Stated goal:
Copy every line of the listing exactly.

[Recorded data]
** BEGIN **
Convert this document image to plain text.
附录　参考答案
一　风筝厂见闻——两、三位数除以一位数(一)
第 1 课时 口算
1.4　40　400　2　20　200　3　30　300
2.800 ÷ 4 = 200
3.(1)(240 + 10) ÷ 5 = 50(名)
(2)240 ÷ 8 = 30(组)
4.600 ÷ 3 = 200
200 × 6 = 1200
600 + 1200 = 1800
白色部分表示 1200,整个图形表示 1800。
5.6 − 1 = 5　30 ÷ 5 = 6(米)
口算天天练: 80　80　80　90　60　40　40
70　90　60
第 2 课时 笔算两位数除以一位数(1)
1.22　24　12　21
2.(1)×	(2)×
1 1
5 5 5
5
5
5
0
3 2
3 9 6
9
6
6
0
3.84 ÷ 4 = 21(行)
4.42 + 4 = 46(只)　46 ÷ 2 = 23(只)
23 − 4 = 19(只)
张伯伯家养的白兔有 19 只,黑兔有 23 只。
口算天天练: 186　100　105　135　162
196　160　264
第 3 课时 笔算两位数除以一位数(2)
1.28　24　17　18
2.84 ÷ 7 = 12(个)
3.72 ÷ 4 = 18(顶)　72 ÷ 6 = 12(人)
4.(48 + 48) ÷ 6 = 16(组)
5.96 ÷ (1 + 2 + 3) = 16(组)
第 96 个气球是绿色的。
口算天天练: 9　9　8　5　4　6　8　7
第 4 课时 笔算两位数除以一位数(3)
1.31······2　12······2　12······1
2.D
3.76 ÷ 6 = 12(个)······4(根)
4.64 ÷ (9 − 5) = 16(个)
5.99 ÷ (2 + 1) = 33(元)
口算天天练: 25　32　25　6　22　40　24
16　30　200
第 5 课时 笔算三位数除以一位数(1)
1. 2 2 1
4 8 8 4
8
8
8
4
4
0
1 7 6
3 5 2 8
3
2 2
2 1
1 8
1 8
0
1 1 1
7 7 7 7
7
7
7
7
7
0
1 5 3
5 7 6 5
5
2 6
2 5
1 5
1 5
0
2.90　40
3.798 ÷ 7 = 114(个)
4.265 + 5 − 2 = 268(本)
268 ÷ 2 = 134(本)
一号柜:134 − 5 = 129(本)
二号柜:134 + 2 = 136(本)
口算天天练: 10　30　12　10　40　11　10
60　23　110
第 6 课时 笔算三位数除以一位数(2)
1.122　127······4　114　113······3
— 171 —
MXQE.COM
** END **
Expected answer:
Convert this document image to plain text.
附录　参考答案
一　风筝厂见闻——两、三位数除以一位数(一)
第 1 课时 口算
1.4　40　400　2　20　200　3　30　300
2.800 ÷ 4 = 200
3.(1)(240 + 10) ÷ 5 = 50(名)
(2)240 ÷ 8 = 30(组)
4.600 ÷ 3 = 200
200 × 6 = 1200
600 + 1200 = 1800
白色部分表示 1200,整个图形表示 1800。
5.6 − 1 = 5　30 ÷ 5 = 6(米)
口算天天练: 80　80　80　90　60　40　40
70　90　60
第 2 课时 笔算两位数除以一位数(1)
1.22　24　12　21
2.(1)×	(2)×
1 1
5 5 5
5
5
5
0
3 2
3 9 6
9
6
6
0
3.84 ÷ 4 = 21(行)
4.42 + 4 = 46(只)　46 ÷ 2 = 23(只)
23 − 4 = 19(只)
张伯伯家养的白兔有 19 只,黑兔有 23 只。
口算天天练: 186　100　105　135　162
196　160　264
第 3 课时 笔算两位数除以一位数(2)
1.28　24　17　18
2.84 ÷ 7 = 12(个)
3.72 ÷ 4 = 18(顶)　72 ÷ 6 = 12(人)
4.(48 + 48) ÷ 6 = 16(组)
5.96 ÷ (1 + 2 + 3) = 16(组)
第 96 个气球是绿色的。
口算天天练: 9　9　8　5　4　6　8　7
第 4 课时 笔算两位数除以一位数(3)
1.31······2　12······2　12······1
2.D
3.76 ÷ 6 = 12(个)······4(根)
4.64 ÷ (9 − 5) = 16(个)
5.99 ÷ (2 + 1) = 33(元)
口算天天练: 25　32　25　6　22　40　24
16　30　200
第 5 课时 笔算三位数除以一位数(1)
1. 2 2 1
4 8 8 4
8
8
8
4
4
0
1 7 6
3 5 2 8
3
2 2
2 1
1 8
1 8
0
1 1 1
7 7 7 7
7
7
7
7
7
0
1 5 3
5 7 6 5
5
2 6
2 5
1 5
1 5
0
2.90　40
3.798 ÷ 7 = 114(个)
4.265 + 5 − 2 = 268(本)
268 ÷ 2 = 134(本)
一号柜:134 − 5 = 129(本)
二号柜:134 + 2 = 136(本)
口算天天练: 10　30　12　10　40　11　10
60　23　110
第 6 课时 笔算三位数除以一位数(2)
1.122　127······4　114　113······3
— 171 —
MXQE.COM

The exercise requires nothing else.